Records from a data source
• • • • •
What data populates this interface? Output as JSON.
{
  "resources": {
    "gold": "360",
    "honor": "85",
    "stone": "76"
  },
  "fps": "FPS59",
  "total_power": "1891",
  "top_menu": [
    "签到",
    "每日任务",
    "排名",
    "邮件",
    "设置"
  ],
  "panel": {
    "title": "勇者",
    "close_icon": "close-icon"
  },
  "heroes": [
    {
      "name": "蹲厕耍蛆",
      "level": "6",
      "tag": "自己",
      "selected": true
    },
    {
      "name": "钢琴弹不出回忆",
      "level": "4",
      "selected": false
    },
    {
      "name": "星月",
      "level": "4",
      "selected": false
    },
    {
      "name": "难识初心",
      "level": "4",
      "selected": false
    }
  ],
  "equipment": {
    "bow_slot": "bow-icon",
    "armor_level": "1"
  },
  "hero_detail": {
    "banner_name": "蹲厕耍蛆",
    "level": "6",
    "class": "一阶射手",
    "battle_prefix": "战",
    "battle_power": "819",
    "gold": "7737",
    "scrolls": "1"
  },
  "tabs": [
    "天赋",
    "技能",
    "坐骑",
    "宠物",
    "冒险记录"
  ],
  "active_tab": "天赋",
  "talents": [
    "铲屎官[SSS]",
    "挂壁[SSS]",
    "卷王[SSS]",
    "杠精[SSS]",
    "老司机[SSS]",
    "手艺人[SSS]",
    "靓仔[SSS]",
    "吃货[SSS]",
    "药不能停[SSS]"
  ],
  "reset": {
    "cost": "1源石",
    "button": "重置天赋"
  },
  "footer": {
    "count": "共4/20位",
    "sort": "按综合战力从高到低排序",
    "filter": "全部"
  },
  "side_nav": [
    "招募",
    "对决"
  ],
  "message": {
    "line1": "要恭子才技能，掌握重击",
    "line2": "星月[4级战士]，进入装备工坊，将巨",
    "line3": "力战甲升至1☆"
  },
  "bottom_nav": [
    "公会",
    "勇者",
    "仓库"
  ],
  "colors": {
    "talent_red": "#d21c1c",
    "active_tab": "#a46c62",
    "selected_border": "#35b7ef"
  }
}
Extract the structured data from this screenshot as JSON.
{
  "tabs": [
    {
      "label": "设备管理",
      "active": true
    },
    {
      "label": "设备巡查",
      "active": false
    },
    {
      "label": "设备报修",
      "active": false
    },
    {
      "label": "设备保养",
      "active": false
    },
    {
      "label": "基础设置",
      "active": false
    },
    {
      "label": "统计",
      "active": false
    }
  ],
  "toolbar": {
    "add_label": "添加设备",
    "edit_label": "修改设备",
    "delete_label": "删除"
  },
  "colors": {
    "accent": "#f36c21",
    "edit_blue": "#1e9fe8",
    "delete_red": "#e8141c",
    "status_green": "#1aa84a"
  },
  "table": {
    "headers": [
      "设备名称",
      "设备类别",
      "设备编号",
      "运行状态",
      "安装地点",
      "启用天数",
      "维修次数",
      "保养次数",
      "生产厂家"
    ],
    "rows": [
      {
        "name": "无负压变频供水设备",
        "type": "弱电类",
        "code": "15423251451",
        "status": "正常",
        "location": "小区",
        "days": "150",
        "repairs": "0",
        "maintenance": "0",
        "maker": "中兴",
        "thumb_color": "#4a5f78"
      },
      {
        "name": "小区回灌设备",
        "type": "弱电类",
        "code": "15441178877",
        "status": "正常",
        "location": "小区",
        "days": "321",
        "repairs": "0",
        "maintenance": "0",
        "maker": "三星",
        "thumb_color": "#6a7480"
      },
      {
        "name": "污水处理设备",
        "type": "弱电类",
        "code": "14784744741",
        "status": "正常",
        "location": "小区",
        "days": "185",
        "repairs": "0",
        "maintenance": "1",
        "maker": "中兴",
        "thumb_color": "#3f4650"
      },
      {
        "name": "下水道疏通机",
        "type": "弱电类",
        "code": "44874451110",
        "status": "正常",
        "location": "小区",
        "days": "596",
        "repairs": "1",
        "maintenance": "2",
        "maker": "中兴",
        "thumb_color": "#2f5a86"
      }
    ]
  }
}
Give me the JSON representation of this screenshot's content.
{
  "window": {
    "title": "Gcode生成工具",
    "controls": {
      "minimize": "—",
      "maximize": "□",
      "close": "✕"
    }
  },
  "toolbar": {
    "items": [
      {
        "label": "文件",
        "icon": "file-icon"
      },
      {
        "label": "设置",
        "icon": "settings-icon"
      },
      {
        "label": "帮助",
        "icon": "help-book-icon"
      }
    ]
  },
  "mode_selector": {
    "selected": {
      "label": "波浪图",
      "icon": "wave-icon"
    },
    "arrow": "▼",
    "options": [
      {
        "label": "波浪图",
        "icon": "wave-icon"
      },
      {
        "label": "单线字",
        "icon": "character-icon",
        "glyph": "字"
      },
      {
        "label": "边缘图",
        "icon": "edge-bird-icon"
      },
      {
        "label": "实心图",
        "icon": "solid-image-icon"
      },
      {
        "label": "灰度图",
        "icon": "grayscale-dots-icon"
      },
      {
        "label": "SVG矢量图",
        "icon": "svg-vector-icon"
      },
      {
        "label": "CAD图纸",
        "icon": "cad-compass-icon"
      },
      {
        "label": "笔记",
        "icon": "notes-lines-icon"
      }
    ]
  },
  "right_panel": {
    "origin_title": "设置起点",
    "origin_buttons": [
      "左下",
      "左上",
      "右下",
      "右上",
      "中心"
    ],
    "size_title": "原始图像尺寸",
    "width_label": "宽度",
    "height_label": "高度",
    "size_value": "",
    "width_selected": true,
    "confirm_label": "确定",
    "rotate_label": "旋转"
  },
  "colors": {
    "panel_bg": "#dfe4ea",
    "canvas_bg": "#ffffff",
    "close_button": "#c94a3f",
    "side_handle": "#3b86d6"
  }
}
• • • • •
(The task): Output the entries verbatim.

(Response):
What data populates this interface? Output as JSON.
{
  "resources": {
    "gold": "360",
    "honor": "85",
    "stone": "76"
  },
  "fps": "FPS59",
  "total_power": "1891",
  "top_menu": [
    "签到",
    "每日任务",
    "排名",
    "邮件",
    "设置"
  ],
  "panel": {
    "title": "勇者",
    "close_icon": "close-icon"
  },
  "heroes": [
    {
      "name": "蹲厕耍蛆",
      "level": "6",
      "tag": "自己",
      "selected": true
    },
    {
      "name": "钢琴弹不出回忆",
      "level": "4",
      "selected": false
    },
    {
      "name": "星月",
      "level": "4",
      "selected": false
    },
    {
      "name": "难识初心",
      "level": "4",
      "selected": false
    }
  ],
  "equipment": {
    "bow_slot": "bow-icon",
    "armor_level": "1"
  },
  "hero_detail": {
    "banner_name": "蹲厕耍蛆",
    "level": "6",
    "class": "一阶射手",
    "battle_prefix": "战",
    "battle_power": "819",
    "gold": "7737",
    "scrolls": "1"
  },
  "tabs": [
    "天赋",
    "技能",
    "坐骑",
    "宠物",
    "冒险记录"
  ],
  "active_tab": "天赋",
  "talents": [
    "铲屎官[SSS]",
    "挂壁[SSS]",
    "卷王[SSS]",
    "杠精[SSS]",
    "老司机[SSS]",
    "手艺人[SSS]",
    "靓仔[SSS]",
    "吃货[SSS]",
    "药不能停[SSS]"
  ],
  "reset": {
    "cost": "1源石",
    "button": "重置天赋"
  },
  "footer": {
    "count": "共4/20位",
    "sort": "按综合战力从高到低排序",
    "filter": "全部"
  },
  "side_nav": [
    "招募",
    "对决"
  ],
  "message": {
    "line1": "要恭子才技能，掌握重击",
    "line2": "星月[4级战士]，进入装备工坊，将巨",
    "line3": "力战甲升至1☆"
  },
  "bottom_nav": [
    "公会",
    "勇者",
    "仓库"
  ],
  "colors": {
    "talent_red": "#d21c1c",
    "active_tab": "#a46c62",
    "selected_border": "#35b7ef"
  }
}
Extract the structured data from this screenshot as JSON.
{
  "tabs": [
    {
      "label": "设备管理",
      "active": true
    },
    {
      "label": "设备巡查",
      "active": false
    },
    {
      "label": "设备报修",
      "active": false
    },
    {
      "label": "设备保养",
      "active": false
    },
    {
      "label": "基础设置",
      "active": false
    },
    {
      "label": "统计",
      "active": false
    }
  ],
  "toolbar": {
    "add_label": "添加设备",
    "edit_label": "修改设备",
    "delete_label": "删除"
  },
  "colors": {
    "accent": "#f36c21",
    "edit_blue": "#1e9fe8",
    "delete_red": "#e8141c",
    "status_green": "#1aa84a"
  },
  "table": {
    "headers": [
      "设备名称",
      "设备类别",
      "设备编号",
      "运行状态",
      "安装地点",
      "启用天数",
      "维修次数",
      "保养次数",
      "生产厂家"
    ],
    "rows": [
      {
        "name": "无负压变频供水设备",
        "type": "弱电类",
        "code": "15423251451",
        "status": "正常",
        "location": "小区",
        "days": "150",
        "repairs": "0",
        "maintenance": "0",
        "maker": "中兴",
        "thumb_color": "#4a5f78"
      },
      {
        "name": "小区回灌设备",
        "type": "弱电类",
        "code": "15441178877",
        "status": "正常",
        "location": "小区",
        "days": "321",
        "repairs": "0",
        "maintenance": "0",
        "maker": "三星",
        "thumb_color": "#6a7480"
      },
      {
        "name": "污水处理设备",
        "type": "弱电类",
        "code": "14784744741",
        "status": "正常",
        "location": "小区",
        "days": "185",
        "repairs": "0",
        "maintenance": "1",
        "maker": "中兴",
        "thumb_color": "#3f4650"
      },
      {
        "name": "下水道疏通机",
        "type": "弱电类",
        "code": "44874451110",
        "status": "正常",
        "location": "小区",
        "days": "596",
        "repairs": "1",
        "maintenance": "2",
        "maker": "中兴",
        "thumb_color": "#2f5a86"
      }
    ]
  }
}
Give me the JSON representation of this screenshot's content.
{
  "window": {
    "title": "Gcode生成工具",
    "controls": {
      "minimize": "—",
      "maximize": "□",
      "close": "✕"
    }
  },
  "toolbar": {
    "items": [
      {
        "label": "文件",
        "icon": "file-icon"
      },
      {
        "label": "设置",
        "icon": "settings-icon"
      },
      {
        "label": "帮助",
        "icon": "help-book-icon"
      }
    ]
  },
  "mode_selector": {
    "selected": {
      "label": "波浪图",
      "icon": "wave-icon"
    },
    "arrow": "▼",
    "options": [
      {
        "label": "波浪图",
        "icon": "wave-icon"
      },
      {
        "label": "单线字",
        "icon": "character-icon",
        "glyph": "字"
      },
      {
        "label": "边缘图",
        "icon": "edge-bird-icon"
      },
      {
        "label": "实心图",
        "icon": "solid-image-icon"
      },
      {
        "label": "灰度图",
        "icon": "grayscale-dots-icon"
      },
      {
        "label": "SVG矢量图",
        "icon": "svg-vector-icon"
      },
      {
        "label": "CAD图纸",
        "icon": "cad-compass-icon"
      },
      {
        "label": "笔记",
        "icon": "notes-lines-icon"
      }
    ]
  },
  "right_panel": {
    "origin_title": "设置起点",
    "origin_buttons": [
      "左下",
      "左上",
      "右下",
      "右上",
      "中心"
    ],
    "size_title": "原始图像尺寸",
    "width_label": "宽度",
    "height_label": "高度",
    "size_value": "",
    "width_selected": true,
    "confirm_label": "确定",
    "rotate_label": "旋转"
  },
  "colors": {
    "panel_bg": "#dfe4ea",
    "canvas_bg": "#ffffff",
    "close_button": "#c94a3f",
    "side_handle": "#3b86d6"
  }
}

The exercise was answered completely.